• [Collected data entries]
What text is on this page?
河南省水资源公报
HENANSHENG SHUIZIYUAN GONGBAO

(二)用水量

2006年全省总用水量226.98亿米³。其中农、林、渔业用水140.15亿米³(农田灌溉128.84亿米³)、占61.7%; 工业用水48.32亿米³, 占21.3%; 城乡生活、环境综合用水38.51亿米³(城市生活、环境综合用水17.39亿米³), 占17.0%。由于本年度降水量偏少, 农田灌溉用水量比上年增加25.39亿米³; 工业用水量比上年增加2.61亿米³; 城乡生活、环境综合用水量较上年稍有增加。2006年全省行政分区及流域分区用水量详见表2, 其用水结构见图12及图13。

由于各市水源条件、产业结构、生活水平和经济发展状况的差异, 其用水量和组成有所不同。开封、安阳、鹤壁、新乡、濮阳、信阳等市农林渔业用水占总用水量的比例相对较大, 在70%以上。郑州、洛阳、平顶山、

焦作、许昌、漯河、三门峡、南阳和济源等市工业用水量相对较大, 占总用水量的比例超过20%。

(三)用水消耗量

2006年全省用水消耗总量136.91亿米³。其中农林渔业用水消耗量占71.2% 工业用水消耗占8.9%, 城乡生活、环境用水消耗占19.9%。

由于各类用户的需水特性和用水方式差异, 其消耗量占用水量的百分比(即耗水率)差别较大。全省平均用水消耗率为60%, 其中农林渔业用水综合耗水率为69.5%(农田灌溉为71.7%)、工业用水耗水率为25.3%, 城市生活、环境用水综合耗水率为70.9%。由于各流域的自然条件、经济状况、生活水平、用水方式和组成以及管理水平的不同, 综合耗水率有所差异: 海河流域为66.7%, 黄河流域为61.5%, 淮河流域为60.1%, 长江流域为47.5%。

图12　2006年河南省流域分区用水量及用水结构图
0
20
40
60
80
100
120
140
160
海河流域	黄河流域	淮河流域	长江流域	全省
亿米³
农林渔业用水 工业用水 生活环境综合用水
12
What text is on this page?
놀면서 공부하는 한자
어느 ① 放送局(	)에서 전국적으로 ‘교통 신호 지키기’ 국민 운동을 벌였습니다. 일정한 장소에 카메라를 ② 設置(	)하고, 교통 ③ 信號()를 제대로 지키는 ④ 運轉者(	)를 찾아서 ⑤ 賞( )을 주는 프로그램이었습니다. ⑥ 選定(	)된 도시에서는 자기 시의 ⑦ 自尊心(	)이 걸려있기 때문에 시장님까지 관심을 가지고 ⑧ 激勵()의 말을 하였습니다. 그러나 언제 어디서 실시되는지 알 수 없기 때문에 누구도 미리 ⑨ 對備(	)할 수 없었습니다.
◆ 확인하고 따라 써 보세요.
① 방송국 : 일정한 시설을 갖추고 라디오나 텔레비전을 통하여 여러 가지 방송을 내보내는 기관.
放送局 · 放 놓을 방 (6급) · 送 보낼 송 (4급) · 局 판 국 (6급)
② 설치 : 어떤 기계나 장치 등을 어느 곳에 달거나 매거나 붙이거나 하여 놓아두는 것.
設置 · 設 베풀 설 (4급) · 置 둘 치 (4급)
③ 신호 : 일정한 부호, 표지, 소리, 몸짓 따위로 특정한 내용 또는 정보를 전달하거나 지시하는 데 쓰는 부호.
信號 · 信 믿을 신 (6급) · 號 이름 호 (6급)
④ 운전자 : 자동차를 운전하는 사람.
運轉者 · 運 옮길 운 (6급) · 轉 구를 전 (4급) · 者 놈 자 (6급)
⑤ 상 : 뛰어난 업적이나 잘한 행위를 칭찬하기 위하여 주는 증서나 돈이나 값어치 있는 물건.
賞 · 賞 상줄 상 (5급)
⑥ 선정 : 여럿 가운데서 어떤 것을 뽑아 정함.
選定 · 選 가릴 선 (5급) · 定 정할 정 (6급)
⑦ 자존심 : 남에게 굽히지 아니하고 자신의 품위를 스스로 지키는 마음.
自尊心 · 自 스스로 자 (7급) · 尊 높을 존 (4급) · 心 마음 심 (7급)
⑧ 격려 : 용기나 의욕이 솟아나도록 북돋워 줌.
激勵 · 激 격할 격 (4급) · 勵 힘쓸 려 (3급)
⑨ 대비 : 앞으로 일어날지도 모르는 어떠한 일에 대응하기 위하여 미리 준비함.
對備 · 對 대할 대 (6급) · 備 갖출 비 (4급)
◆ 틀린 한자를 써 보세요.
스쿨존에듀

• [Stated task] Find every line that has "城市生活" in it, then return those lines.

• [Solved problem]
2006年全省总用水量226.98亿米³。其中农、林、渔业用水140.15亿米³(农田灌溉128.84亿米³)、占61.7%; 工业用水48.32亿米³, 占21.3%; 城乡生活、环境综合用水38.51亿米³(城市生活、环境综合用水17.39亿米³), 占17.0%。由于本年度降水量偏少, 农田灌溉用水量比上年增加25.39亿米³; 工业用水量比上年增加2.61亿米³; 城乡生活、环境综合用水量较上年稍有增加。2006年全省行政分区及流域分区用水量详见表2, 其用水结构见图12及图13。
由于各类用户的需水特性和用水方式差异, 其消耗量占用水量的百分比(即耗水率)差别较大。全省平均用水消耗率为60%, 其中农林渔业用水综合耗水率为69.5%(农田灌溉为71.7%)、工业用水耗水率为25.3%, 城市生活、环境用水综合耗水率为70.9%。由于各流域的自然条件、经济状况、生活水平、用水方式和组成以及管理水平的不同, 综合耗水率有所差异: 海河流域为66.7%, 黄河流域为61.5%, 淮河流域为60.1%, 长江流域为47.5%。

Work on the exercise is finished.